Copy all lines below containing "this".

◆ DATASET EXCERPTS:
═══
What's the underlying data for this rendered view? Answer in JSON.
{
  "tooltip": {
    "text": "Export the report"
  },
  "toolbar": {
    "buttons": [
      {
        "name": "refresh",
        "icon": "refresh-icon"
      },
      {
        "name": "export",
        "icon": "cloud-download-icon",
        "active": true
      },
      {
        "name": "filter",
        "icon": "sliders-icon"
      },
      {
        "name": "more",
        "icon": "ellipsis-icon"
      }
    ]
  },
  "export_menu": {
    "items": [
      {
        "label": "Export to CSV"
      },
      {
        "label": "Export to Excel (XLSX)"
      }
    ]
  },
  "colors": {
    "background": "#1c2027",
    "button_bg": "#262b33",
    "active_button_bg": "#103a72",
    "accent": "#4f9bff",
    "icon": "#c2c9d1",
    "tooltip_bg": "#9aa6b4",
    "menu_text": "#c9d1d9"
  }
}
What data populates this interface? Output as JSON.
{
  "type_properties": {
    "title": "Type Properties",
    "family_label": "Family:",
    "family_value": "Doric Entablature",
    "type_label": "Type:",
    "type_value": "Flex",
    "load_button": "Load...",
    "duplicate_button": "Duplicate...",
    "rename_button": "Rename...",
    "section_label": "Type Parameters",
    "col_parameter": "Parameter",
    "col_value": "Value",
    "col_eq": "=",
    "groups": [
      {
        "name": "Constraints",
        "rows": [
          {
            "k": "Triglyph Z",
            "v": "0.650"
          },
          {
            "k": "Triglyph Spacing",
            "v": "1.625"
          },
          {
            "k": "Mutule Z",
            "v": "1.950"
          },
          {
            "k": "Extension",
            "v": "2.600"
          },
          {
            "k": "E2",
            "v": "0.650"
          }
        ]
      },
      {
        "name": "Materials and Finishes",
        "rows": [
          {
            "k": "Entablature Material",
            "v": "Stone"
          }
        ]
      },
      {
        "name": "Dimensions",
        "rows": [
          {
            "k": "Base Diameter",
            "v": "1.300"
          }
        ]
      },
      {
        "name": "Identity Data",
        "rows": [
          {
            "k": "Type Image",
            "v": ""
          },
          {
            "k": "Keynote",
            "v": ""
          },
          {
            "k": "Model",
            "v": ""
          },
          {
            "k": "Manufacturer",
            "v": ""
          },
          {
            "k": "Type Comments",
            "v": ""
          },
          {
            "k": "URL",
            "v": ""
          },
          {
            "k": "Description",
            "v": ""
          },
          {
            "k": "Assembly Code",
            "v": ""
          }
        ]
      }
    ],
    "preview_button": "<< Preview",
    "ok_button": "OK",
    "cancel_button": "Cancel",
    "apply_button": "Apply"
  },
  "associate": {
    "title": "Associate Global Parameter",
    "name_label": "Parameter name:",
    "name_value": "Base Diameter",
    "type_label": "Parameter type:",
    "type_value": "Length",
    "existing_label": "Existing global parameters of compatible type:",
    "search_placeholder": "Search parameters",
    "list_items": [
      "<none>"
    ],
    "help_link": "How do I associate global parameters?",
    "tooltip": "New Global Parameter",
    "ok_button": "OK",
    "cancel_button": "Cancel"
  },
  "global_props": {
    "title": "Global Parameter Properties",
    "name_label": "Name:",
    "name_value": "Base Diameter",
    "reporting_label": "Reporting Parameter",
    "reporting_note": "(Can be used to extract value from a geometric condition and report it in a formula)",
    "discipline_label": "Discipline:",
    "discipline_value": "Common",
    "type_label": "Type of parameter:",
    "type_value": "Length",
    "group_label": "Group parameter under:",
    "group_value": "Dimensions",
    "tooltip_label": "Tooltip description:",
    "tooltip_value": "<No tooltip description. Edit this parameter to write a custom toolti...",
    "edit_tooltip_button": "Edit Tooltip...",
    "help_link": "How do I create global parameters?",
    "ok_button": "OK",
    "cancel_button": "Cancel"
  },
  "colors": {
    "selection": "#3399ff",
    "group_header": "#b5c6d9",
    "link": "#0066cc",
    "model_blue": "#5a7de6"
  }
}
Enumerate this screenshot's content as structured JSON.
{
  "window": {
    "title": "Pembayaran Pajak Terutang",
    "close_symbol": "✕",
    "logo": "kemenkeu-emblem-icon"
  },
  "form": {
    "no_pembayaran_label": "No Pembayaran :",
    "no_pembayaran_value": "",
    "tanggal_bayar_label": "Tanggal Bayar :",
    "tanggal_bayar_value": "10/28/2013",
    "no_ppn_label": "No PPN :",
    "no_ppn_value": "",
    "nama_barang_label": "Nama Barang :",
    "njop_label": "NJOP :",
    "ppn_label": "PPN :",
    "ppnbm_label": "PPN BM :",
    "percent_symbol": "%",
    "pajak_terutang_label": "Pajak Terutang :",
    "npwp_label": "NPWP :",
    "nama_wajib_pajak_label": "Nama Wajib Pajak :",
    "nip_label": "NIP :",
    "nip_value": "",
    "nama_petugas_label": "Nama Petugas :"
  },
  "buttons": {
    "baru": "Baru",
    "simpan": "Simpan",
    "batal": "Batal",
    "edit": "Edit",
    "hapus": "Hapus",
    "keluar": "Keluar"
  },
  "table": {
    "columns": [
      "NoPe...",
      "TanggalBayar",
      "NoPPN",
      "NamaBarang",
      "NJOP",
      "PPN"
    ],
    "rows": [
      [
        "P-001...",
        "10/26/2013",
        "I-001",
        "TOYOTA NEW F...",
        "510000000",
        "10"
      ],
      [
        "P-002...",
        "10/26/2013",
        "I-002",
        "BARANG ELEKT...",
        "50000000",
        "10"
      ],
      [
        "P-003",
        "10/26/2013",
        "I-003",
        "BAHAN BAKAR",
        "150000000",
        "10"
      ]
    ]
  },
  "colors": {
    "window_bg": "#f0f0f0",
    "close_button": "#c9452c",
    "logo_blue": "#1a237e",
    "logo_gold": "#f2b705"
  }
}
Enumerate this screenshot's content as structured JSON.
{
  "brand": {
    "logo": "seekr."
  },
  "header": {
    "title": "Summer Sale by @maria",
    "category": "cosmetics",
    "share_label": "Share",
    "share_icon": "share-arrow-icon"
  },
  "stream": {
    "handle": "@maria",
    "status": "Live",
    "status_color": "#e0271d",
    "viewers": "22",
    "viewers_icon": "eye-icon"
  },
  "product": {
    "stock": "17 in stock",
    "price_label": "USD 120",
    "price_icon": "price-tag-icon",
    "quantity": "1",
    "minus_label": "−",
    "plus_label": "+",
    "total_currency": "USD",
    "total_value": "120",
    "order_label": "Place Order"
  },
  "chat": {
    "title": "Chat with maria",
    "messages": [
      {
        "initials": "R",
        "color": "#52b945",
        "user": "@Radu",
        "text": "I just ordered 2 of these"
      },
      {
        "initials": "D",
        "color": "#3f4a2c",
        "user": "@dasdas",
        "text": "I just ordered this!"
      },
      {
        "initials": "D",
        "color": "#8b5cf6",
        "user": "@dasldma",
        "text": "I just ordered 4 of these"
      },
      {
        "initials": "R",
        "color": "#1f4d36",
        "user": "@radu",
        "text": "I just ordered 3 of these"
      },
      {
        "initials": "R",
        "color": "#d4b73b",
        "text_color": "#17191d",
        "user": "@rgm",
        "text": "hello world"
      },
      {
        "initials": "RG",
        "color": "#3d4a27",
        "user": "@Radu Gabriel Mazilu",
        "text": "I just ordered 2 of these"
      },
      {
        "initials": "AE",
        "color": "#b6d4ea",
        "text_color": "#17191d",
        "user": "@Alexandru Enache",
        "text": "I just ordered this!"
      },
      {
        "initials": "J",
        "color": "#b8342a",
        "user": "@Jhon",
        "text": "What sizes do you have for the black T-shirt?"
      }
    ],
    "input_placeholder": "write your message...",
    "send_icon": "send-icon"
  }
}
═══
◆ ANSWER BELOW:
What's the underlying data for this rendered view? Answer in JSON.
What data populates this interface? Output as JSON.
    "tooltip_value": "<No tooltip description. Edit this parameter to write a custom toolti...",
Enumerate this screenshot's content as structured JSON.
Enumerate this screenshot's content as structured JSON.
        "text": "I just ordered this!"
        "text": "I just ordered this!"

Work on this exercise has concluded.